Give nothing except the number of lines containing the word "caption".

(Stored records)
Start

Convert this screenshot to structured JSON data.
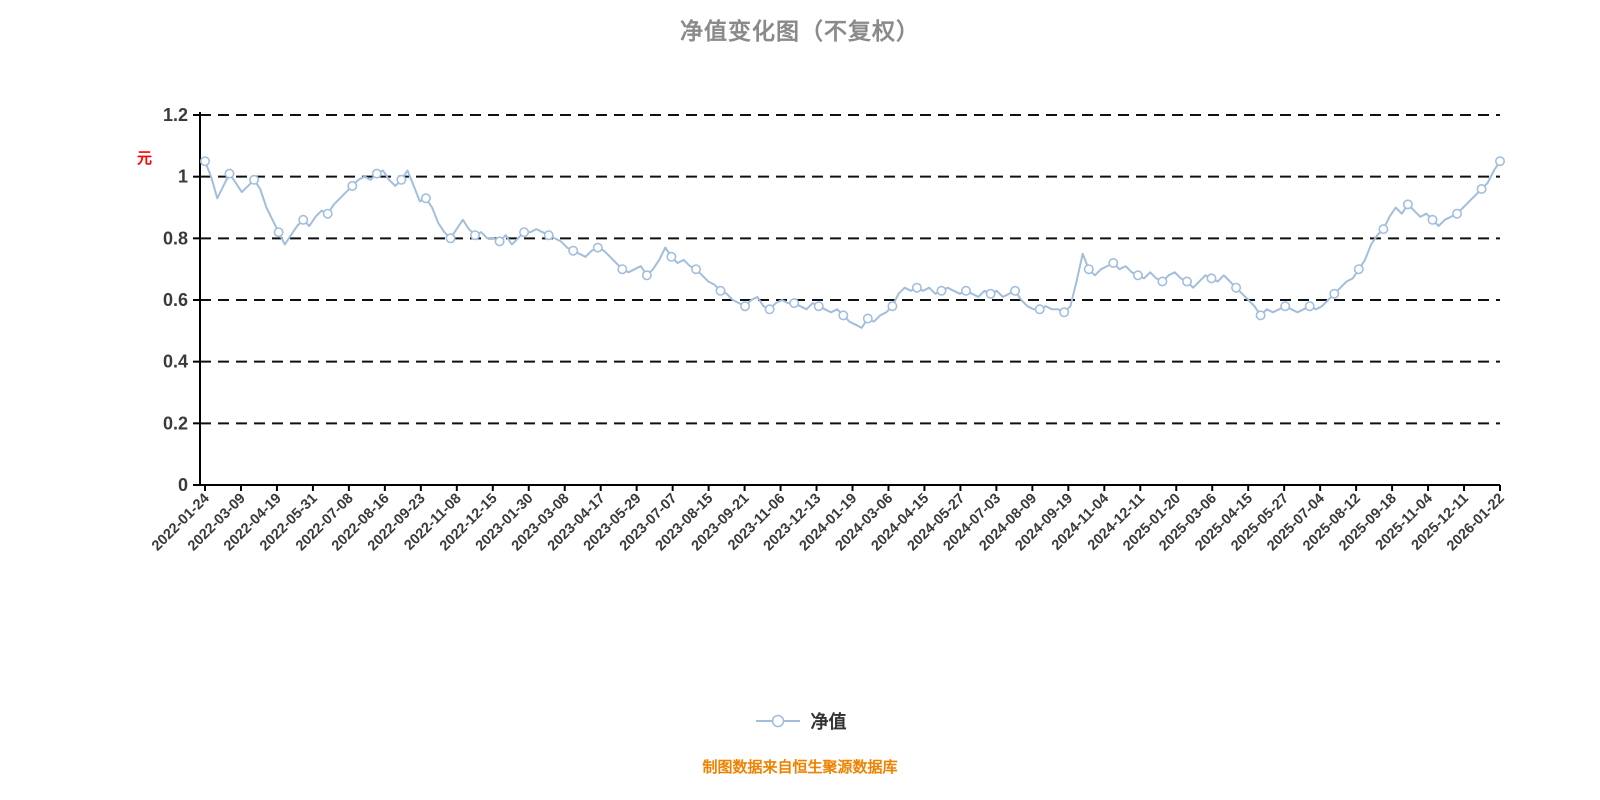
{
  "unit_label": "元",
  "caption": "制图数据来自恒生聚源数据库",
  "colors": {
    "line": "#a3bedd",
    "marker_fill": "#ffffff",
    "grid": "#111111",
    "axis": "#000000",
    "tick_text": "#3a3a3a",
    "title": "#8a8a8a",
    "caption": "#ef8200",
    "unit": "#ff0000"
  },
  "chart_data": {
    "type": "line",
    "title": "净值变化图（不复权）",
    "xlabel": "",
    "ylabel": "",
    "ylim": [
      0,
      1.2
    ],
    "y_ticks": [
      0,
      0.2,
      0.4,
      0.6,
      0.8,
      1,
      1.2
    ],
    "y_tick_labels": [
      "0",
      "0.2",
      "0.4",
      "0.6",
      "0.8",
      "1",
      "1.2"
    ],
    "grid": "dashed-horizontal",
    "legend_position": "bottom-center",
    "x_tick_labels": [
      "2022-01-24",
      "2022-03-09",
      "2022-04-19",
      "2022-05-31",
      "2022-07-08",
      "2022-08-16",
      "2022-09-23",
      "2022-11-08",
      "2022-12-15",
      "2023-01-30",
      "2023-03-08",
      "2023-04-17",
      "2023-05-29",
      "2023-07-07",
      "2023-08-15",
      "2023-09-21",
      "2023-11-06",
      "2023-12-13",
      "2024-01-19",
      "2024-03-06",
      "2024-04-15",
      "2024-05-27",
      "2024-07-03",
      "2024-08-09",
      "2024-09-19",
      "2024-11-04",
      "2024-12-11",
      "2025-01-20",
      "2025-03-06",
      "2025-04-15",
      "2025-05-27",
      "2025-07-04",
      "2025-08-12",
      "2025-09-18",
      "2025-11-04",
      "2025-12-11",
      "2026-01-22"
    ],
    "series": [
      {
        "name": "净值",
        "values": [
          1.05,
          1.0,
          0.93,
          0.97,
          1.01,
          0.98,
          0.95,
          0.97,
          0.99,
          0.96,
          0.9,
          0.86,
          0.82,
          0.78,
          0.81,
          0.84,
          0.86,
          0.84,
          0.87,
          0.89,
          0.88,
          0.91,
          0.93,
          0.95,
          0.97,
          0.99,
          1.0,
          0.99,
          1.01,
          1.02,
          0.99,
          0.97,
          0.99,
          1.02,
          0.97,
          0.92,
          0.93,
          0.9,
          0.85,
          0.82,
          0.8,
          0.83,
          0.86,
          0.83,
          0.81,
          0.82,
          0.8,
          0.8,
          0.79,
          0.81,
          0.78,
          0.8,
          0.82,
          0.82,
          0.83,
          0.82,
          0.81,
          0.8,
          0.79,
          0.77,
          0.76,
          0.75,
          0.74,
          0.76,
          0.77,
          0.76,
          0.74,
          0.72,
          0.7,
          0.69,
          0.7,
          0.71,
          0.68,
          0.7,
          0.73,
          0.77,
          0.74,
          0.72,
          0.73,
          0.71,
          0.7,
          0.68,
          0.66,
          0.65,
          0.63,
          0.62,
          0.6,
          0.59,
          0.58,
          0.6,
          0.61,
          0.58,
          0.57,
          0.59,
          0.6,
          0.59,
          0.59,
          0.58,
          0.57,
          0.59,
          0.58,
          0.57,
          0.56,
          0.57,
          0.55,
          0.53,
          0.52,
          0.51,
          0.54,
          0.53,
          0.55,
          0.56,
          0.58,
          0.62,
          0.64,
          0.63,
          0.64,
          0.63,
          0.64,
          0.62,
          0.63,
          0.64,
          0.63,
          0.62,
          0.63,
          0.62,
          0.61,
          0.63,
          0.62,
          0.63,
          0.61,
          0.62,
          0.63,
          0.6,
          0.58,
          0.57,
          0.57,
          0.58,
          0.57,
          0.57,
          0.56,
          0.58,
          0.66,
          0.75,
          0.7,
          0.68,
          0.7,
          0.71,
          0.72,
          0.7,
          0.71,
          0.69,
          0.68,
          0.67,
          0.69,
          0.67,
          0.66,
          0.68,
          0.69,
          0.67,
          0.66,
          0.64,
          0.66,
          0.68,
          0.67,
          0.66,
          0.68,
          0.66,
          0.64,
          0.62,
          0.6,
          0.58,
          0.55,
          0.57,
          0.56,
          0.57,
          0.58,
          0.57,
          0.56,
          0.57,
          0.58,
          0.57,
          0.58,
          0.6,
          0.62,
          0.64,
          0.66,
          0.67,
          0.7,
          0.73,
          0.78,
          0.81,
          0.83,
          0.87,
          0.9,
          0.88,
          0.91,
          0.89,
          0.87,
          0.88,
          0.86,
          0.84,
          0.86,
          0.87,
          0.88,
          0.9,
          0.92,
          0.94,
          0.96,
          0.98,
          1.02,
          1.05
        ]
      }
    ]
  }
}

End

◆ Answer for this exercise
2